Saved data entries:
──────

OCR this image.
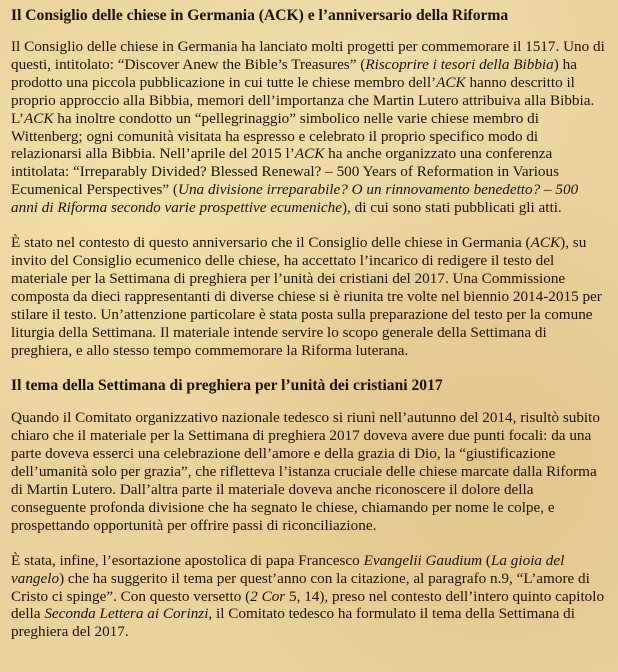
Il Consiglio delle chiese in Germania (ACK) e l’anniversario della Riforma

Il Consiglio delle chiese in Germania ha lanciato molti progetti per commemorare il 1517. Uno di questi, intitolato: “Discover Anew the Bible’s Treasures” (Riscoprire i tesori della Bibbia) ha prodotto una piccola pubblicazione in cui tutte le chiese membro dell’ACK hanno descritto il proprio approccio alla Bibbia, memori dell’importanza che Martin Lutero attribuiva alla Bibbia. L’ACK ha inoltre condotto un “pellegrinaggio” simbolico nelle varie chiese membro di Wittenberg; ogni comunità visitata ha espresso e celebrato il proprio specifico modo di relazionarsi alla Bibbia. Nell’aprile del 2015 l’ACK ha anche organizzato una conferenza intitolata: “Irreparably Divided? Blessed Renewal? – 500 Years of Reformation in Various Ecumenical Perspectives” (Una divisione irreparabile? O un rinnovamento benedetto? – 500 anni di Riforma secondo varie prospettive ecumeniche), di cui sono stati pubblicati gli atti.

È stato nel contesto di questo anniversario che il Consiglio delle chiese in Germania (ACK), su invito del Consiglio ecumenico delle chiese, ha accettato l’incarico di redigere il testo del materiale per la Settimana di preghiera per l’unità dei cristiani del 2017. Una Commissione composta da dieci rappresentanti di diverse chiese si è riunita tre volte nel biennio 2014-2015 per stilare il testo. Un’attenzione particolare è stata posta sulla preparazione del testo per la comune liturgia della Settimana. Il materiale intende servire lo scopo generale della Settimana di preghiera, e allo stesso tempo commemorare la Riforma luterana.

Il tema della Settimana di preghiera per l’unità dei cristiani 2017

Quando il Comitato organizzativo nazionale tedesco si riunì nell’autunno del 2014, risultò subito chiaro che il materiale per la Settimana di preghiera 2017 doveva avere due punti focali: da una parte doveva esserci una celebrazione dell’amore e della grazia di Dio, la “giustificazione dell’umanità solo per grazia”, che rifletteva l’istanza cruciale delle chiese marcate dalla Riforma di Martin Lutero. Dall’altra parte il materiale doveva anche riconoscere il dolore della conseguente profonda divisione che ha segnato le chiese, chiamando per nome le colpe, e prospettando opportunità per offrire passi di riconciliazione.

È stata, infine, l’esortazione apostolica di papa Francesco Evangelii Gaudium (La gioia del vangelo) che ha suggerito il tema per quest’anno con la citazione, al paragrafo n.9, “L’amore di Cristo ci spinge”. Con questo versetto (2 Cor 5, 14), preso nel contesto dell’intero quinto capitolo della Seconda Lettera ai Corinzi, il Comitato tedesco ha formulato il tema della Settimana di preghiera del 2017.
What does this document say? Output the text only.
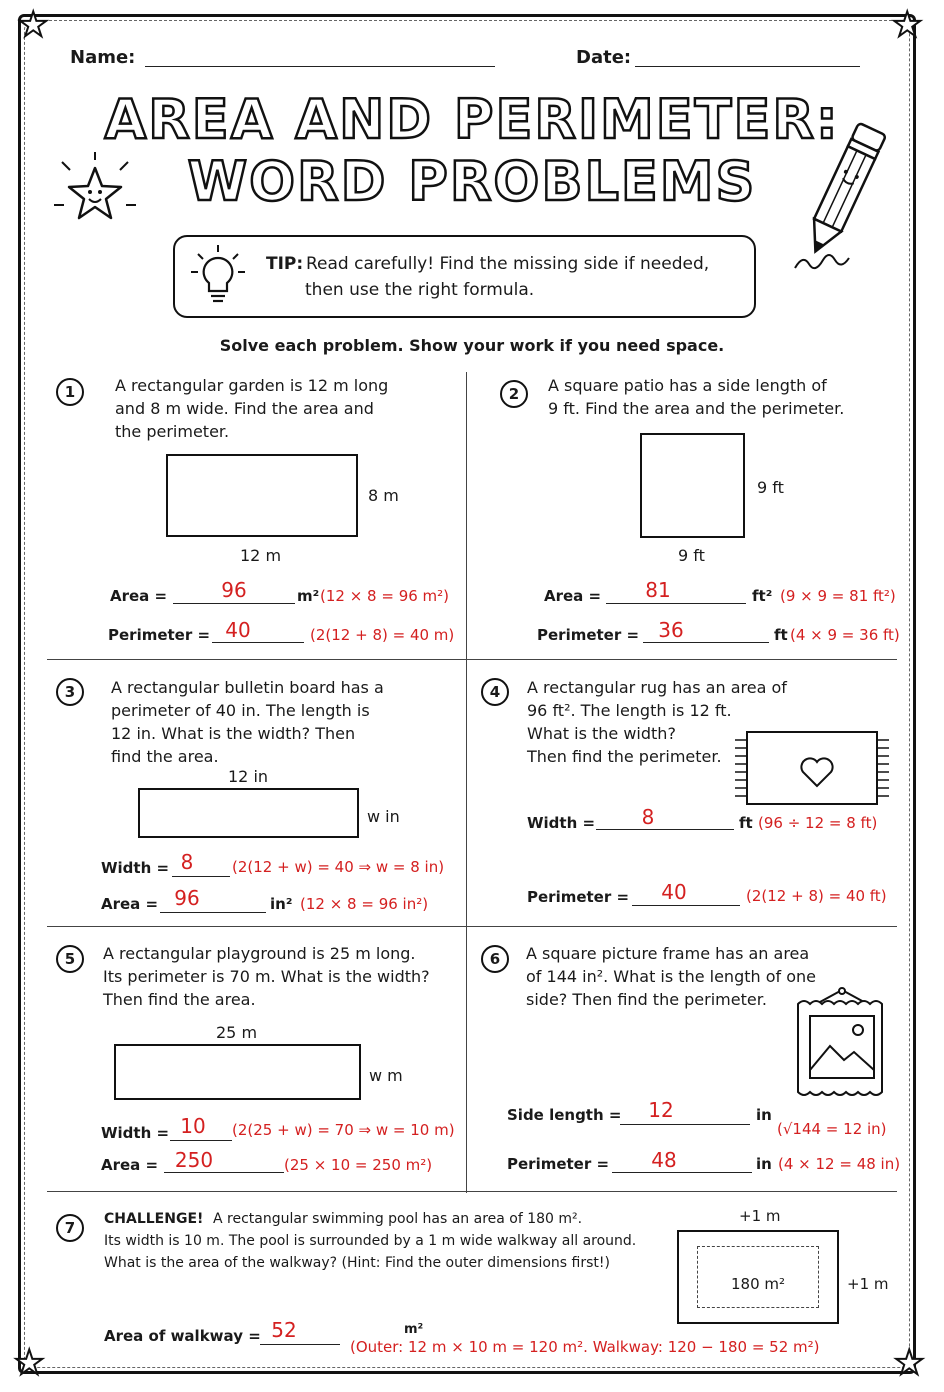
★	★
★	★
Name:	Date:
AREA AND PERIMETER:
WORD PROBLEMS
TIP: Read carefully! Find the missing side if needed,
then use the right formula.
Solve each problem. Show your work if you need space.
1	A rectangular garden is 12 m long
and 8 m wide. Find the area and
the perimeter.
8 m
12 m
Area =	96	m² (12 × 8 = 96 m²)
Perimeter = 40	(2(12 + 8) = 40 m)
2	A square patio has a side length of
9 ft. Find the area and the perimeter.
9 ft
9 ft
Area =	81	ft² (9 × 9 = 81 ft²)
Perimeter = 36	ft (4 × 9 = 36 ft)
3	A rectangular bulletin board has a
perimeter of 40 in. The length is
12 in. What is the width? Then
find the area.
12 in
w in
Width = 8	(2(12 + w) = 40 ⇒ w = 8 in)
Area = 96	in² (12 × 8 = 96 in²)
4	A rectangular rug has an area of
96 ft². The length is 12 ft.
What is the width?
Then find the perimeter.
Width =	8	ft (96 ÷ 12 = 8 ft)
Perimeter =	40	(2(12 + 8) = 40 ft)
5	A rectangular playground is 25 m long.
Its perimeter is 70 m. What is the width?
Then find the area.
25 m
w m
Width = 10	(2(25 + w) = 70 ⇒ w = 10 m)
Area = 250	(25 × 10 = 250 m²)
6	A square picture frame has an area
of 144 in². What is the length of one
side? Then find the perimeter.
Side length =	12	in
(√144 = 12 in)
Perimeter =	48	in (4 × 12 = 48 in)
7	CHALLENGE! A rectangular swimming pool has an area of 180 m².
Its width is 10 m. The pool is surrounded by a 1 m wide walkway all around.
What is the area of the walkway? (Hint: Find the outer dimensions first!)
+1 m
180 m²	+1 m
Area of walkway = 52	m²
(Outer: 12 m × 10 m = 120 m². Walkway: 120 − 180 = 52 m²)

──────

Set problem. Copy every line from the entries that contains the word "long".

Expected answer.
1	A rectangular garden is 12 m long
5	A rectangular playground is 25 m long.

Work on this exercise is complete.